==== Records for this exercise ====

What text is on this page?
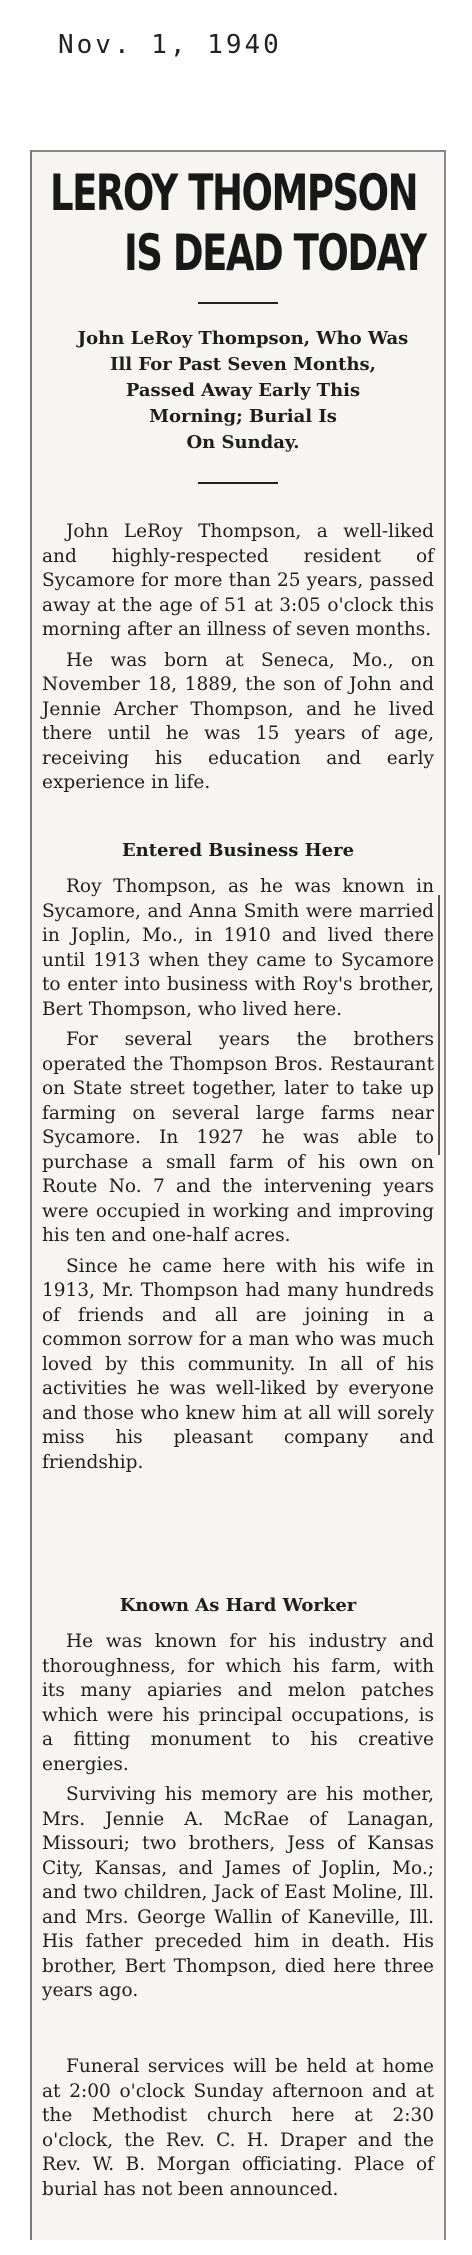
Nov. 1, 1940
LEROY THOMPSON
IS DEAD TODAY
John LeRoy Thompson, Who Was
Ill For Past Seven Months,
Passed Away Early This
Morning; Burial Is
On Sunday.

John LeRoy Thompson, a well-liked and highly-respected resident of Sycamore for more than 25 years, passed away at the age of 51 at 3:05 o'clock this morning after an illness of seven months.

He was born at Seneca, Mo., on November 18, 1889, the son of John and Jennie Archer Thompson, and he lived there until he was 15 years of age, receiving his education and early experience in life.

Entered Business Here

Roy Thompson, as he was known in Sycamore, and Anna Smith were married in Joplin, Mo., in 1910 and lived there until 1913 when they came to Sycamore to enter into business with Roy's brother, Bert Thompson, who lived here.

For several years the brothers operated the Thompson Bros. Restaurant on State street together, later to take up farming on several large farms near Sycamore. In 1927 he was able to purchase a small farm of his own on Route No. 7 and the intervening years were occupied in working and improving his ten and one-half acres.

Since he came here with his wife in 1913, Mr. Thompson had many hundreds of friends and all are joining in a common sorrow for a man who was much loved by this community. In all of his activities he was well-liked by everyone and those who knew him at all will sorely miss his pleasant company and friendship.

Known As Hard Worker

He was known for his industry and thoroughness, for which his farm, with its many apiaries and melon patches which were his principal occupations, is a fitting monument to his creative energies.

Surviving his memory are his mother, Mrs. Jennie A. McRae of Lanagan, Missouri; two brothers, Jess of Kansas City, Kansas, and James of Joplin, Mo.; and two children, Jack of East Moline, Ill. and Mrs. George Wallin of Kaneville, Ill. His father preceded him in death. His brother, Bert Thompson, died here three years ago.

Funeral services will be held at home at 2:00 o'clock Sunday afternoon and at the Methodist church here at 2:30 o'clock, the Rev. C. H. Draper and the Rev. W. B. Morgan officiating. Place of burial has not been announced.
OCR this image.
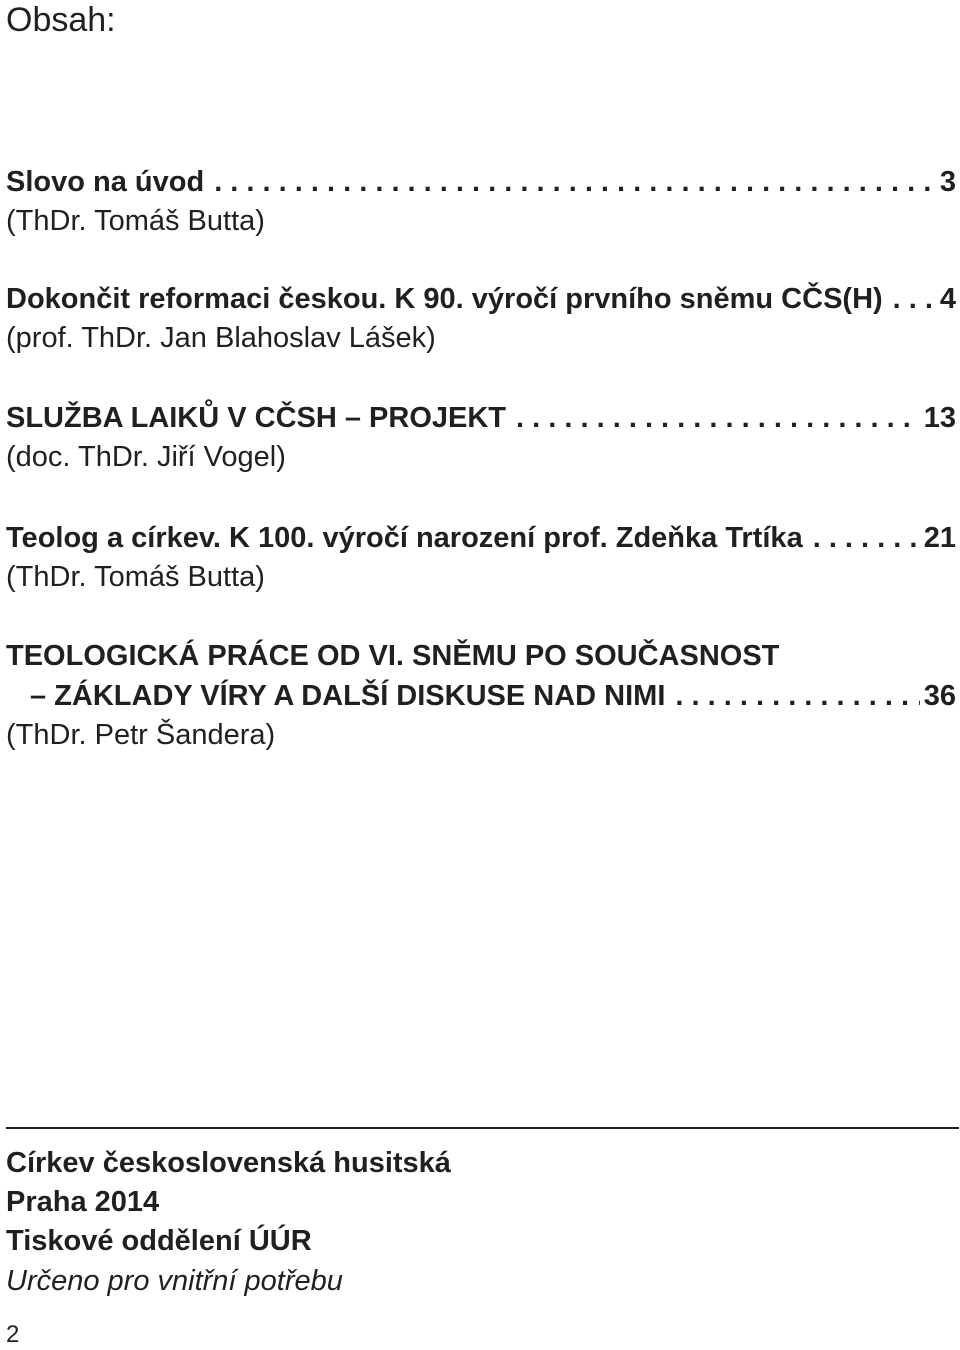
Obsah:
Slovo na úvod . . .	3
(ThDr. Tomáš Butta)
Dokončit reformaci českou. K 90. výročí prvního sněmu CČS(H) . . . 4
(prof. ThDr. Jan Blahoslav Lášek)
SLUŽBA LAIKŮ V CČSH – PROJEKT . . .	13
(doc. ThDr. Jiří Vogel)
Teolog a církev. K 100. výročí narození prof. Zdeňka Trtíka . . .	21
(ThDr. Tomáš Butta)
TEOLOGICKÁ PRÁCE OD VI. SNĚMU PO SOUČASNOST
– ZÁKLADY VÍRY A DALŠÍ DISKUSE NAD NIMI . . .	36
(ThDr. Petr Šandera)
Církev československá husitská
Praha 2014
Tiskové oddělení ÚÚR
Určeno pro vnitřní potřebu
2
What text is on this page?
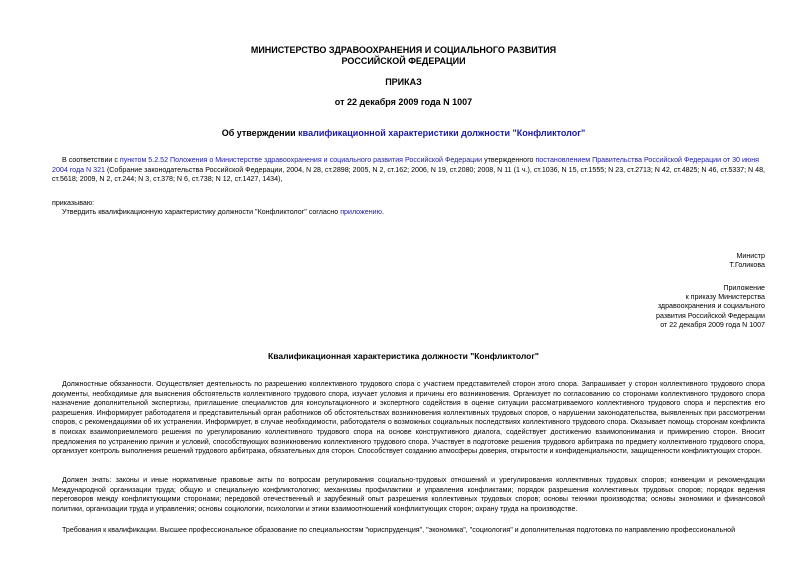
МИНИСТЕРСТВО ЗДРАВООХРАНЕНИЯ И СОЦИАЛЬНОГО РАЗВИТИЯ
РОССИЙСКОЙ ФЕДЕРАЦИИ
ПРИКАЗ
от 22 декабря 2009 года N 1007
Об утверждении квалификационной характеристики должности "Конфликтолог"
В соответствии с пунктом 5.2.52 Положения о Министерстве здравоохранения и социального развития Российской Федерации утвержденного постановлением Правительства Российской Федерации от 30 июня 2004 года N 321 (Собрание законодательства Российской Федерации, 2004, N 28, ст.2898; 2005, N 2, ст.162; 2006, N 19, ст.2080; 2008, N 11 (1 ч.), ст.1036, N 15, ст.1555; N 23, ст.2713; N 42, ст.4825; N 46, ст.5337; N 48, ст.5618; 2009, N 2, ст.244; N 3, ст.378; N 6, ст.738; N 12, ст.1427, 1434),
приказываю:
Утвердить квалификационную характеристику должности "Конфликтолог" согласно приложению.
Министр
Т.Голикова
Приложение
к приказу Министерства
здравоохранения и социального
развития Российской Федерации
от 22 декабря 2009 года N 1007
Квалификационная характеристика должности "Конфликтолог"
Должностные обязанности. Осуществляет деятельность по разрешению коллективного трудового спора с участием представителей сторон этого спора. Запрашивает у сторон коллективного трудового спора документы, необходимые для выяснения обстоятельств коллективного трудового спора, изучает условия и причины его возникновения. Организует по согласованию со сторонами коллективного трудового спора назначение дополнительной экспертизы, приглашение специалистов для консультационного и экспертного содействия в оценке ситуации рассматриваемого коллективного трудового спора и перспектив его разрешения. Информирует работодателя и представительный орган работников об обстоятельствах возникновения коллективных трудовых споров, о нарушении законодательства, выявленных при рассмотрении споров, с рекомендациями об их устранении. Информирует, в случае необходимости, работодателя о возможных социальных последствиях коллективного трудового спора. Оказывает помощь сторонам конфликта в поисках взаимоприемлемого решения по урегулированию коллективного трудового спора на основе конструктивного диалога, содействует достижению взаимопонимания и примирению сторон. Вносит предложения по устранению причин и условий, способствующих возникновению коллективного трудового спора. Участвует в подготовке решения трудового арбитража по предмету коллективного трудового спора, организует контроль выполнения решений трудового арбитража, обязательных для сторон. Способствует созданию атмосферы доверия, открытости и конфиденциальности, защищенности конфликтующих сторон.
Должен знать: законы и иные нормативные правовые акты по вопросам регулирования социально-трудовых отношений и урегулирования коллективных трудовых споров; конвенции и рекомендации Международной организации труда; общую и специальную конфликтологию; механизмы профилактики и управления конфликтами; порядок разрешения коллективных трудовых споров; порядок ведения переговоров между конфликтующими сторонами; передовой отечественный и зарубежный опыт разрешения коллективных трудовых споров; основы техники производства; основы экономики и финансовой политики, организации труда и управления; основы социологии, психологии и этики взаимоотношений конфликтующих сторон; охрану труда на производстве.
Требования к квалификации. Высшее профессиональное образование по специальностям "юриспруденция", "экономика", "социология" и дополнительная подготовка по направлению профессиональной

====

Objective:
How many lines of the entries above hold the string "Joplin"? Reply with the number alone.

Completed exercise:
2